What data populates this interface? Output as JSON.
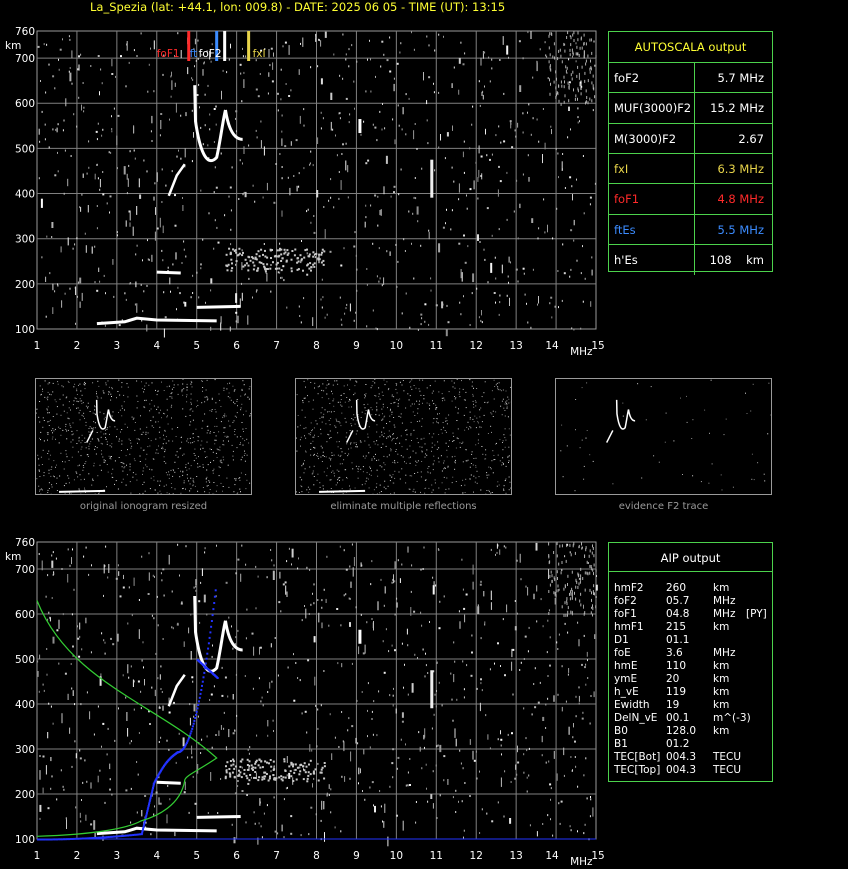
{
  "header": {
    "title": "La_Spezia (lat: +44.1, lon: 009.8) - DATE: 2025 06 05 - TIME (UT): 13:15"
  },
  "colors": {
    "background": "#000000",
    "grid": "#9a9a9a",
    "panel_border": "#4cd24c",
    "title": "#ffff33",
    "foF1_red": "#ff2a2a",
    "ftEs_blue": "#3c8cff",
    "fxI_yellow": "#e8d44a",
    "profile_green": "#33cc33",
    "aip_blue": "#2233ff"
  },
  "top_ionogram": {
    "y_unit": "km",
    "x_unit": "MHz",
    "y_ticks": [
      "760",
      "700",
      "600",
      "500",
      "400",
      "300",
      "200",
      "100"
    ],
    "x_ticks": [
      "1",
      "2",
      "3",
      "4",
      "5",
      "6",
      "7",
      "8",
      "9",
      "10",
      "11",
      "12",
      "13",
      "14",
      "15"
    ],
    "markers": [
      {
        "label": "foF1",
        "freq": 4.8,
        "color": "#ff2a2a"
      },
      {
        "label": "ft",
        "freq": 5.5,
        "color": "#3c8cff"
      },
      {
        "label": "foF2",
        "freq": 5.7,
        "color": "#ffffff"
      },
      {
        "label": "fxI",
        "freq": 6.3,
        "color": "#e8d44a"
      }
    ]
  },
  "autoscala": {
    "title": "AUTOSCALA output",
    "rows": [
      {
        "label": "foF2",
        "value": "5.7 MHz",
        "color": "#ffffff"
      },
      {
        "label": "MUF(3000)F2",
        "value": "15.2 MHz",
        "color": "#ffffff"
      },
      {
        "label": "M(3000)F2",
        "value": "2.67",
        "color": "#ffffff"
      },
      {
        "label": "fxI",
        "value": "6.3 MHz",
        "color": "#e8d44a"
      },
      {
        "label": "foF1",
        "value": "4.8 MHz",
        "color": "#ff2a2a"
      },
      {
        "label": "ftEs",
        "value": "5.5 MHz",
        "color": "#3c8cff"
      },
      {
        "label": "h'Es",
        "value": "108    km",
        "color": "#ffffff"
      }
    ]
  },
  "thumbnails": [
    {
      "caption": "original ionogram resized"
    },
    {
      "caption": "eliminate multiple reflections"
    },
    {
      "caption": "evidence F2 trace"
    }
  ],
  "bottom_ionogram": {
    "y_unit": "km",
    "x_unit": "MHz",
    "y_ticks": [
      "760",
      "700",
      "600",
      "500",
      "400",
      "300",
      "200",
      "100"
    ],
    "x_ticks": [
      "1",
      "2",
      "3",
      "4",
      "5",
      "6",
      "7",
      "8",
      "9",
      "10",
      "11",
      "12",
      "13",
      "14",
      "15"
    ]
  },
  "aip": {
    "title": "AIP output",
    "rows": [
      {
        "name": "hmF2",
        "value": "260",
        "unit": "km",
        "extra": ""
      },
      {
        "name": "foF2",
        "value": "05.7",
        "unit": "MHz",
        "extra": ""
      },
      {
        "name": "foF1",
        "value": "04.8",
        "unit": "MHz",
        "extra": "[PY]"
      },
      {
        "name": "hmF1",
        "value": "215",
        "unit": "km",
        "extra": ""
      },
      {
        "name": "D1",
        "value": "01.1",
        "unit": "",
        "extra": ""
      },
      {
        "name": "foE",
        "value": "3.6",
        "unit": "MHz",
        "extra": ""
      },
      {
        "name": "hmE",
        "value": "110",
        "unit": "km",
        "extra": ""
      },
      {
        "name": "ymE",
        "value": "20",
        "unit": "km",
        "extra": ""
      },
      {
        "name": "h_vE",
        "value": "119",
        "unit": "km",
        "extra": ""
      },
      {
        "name": "Ewidth",
        "value": "19",
        "unit": "km",
        "extra": ""
      },
      {
        "name": "DelN_vE",
        "value": "00.1",
        "unit": "m^(-3)",
        "extra": ""
      },
      {
        "name": "B0",
        "value": "128.0",
        "unit": "km",
        "extra": ""
      },
      {
        "name": "B1",
        "value": "01.2",
        "unit": "",
        "extra": ""
      },
      {
        "name": "TEC[Bot]",
        "value": "004.3",
        "unit": "TECU",
        "extra": ""
      },
      {
        "name": "TEC[Top]",
        "value": "004.3",
        "unit": "TECU",
        "extra": ""
      }
    ]
  }
}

**EXERCISE DESCRIPTION:** List all lines from the entries that include the word "caption".

**FINAL ANSWER:**
      "caption": "original ionogram resized"
      "caption": "eliminate multiple reflections"
      "caption": "evidence F2 trace"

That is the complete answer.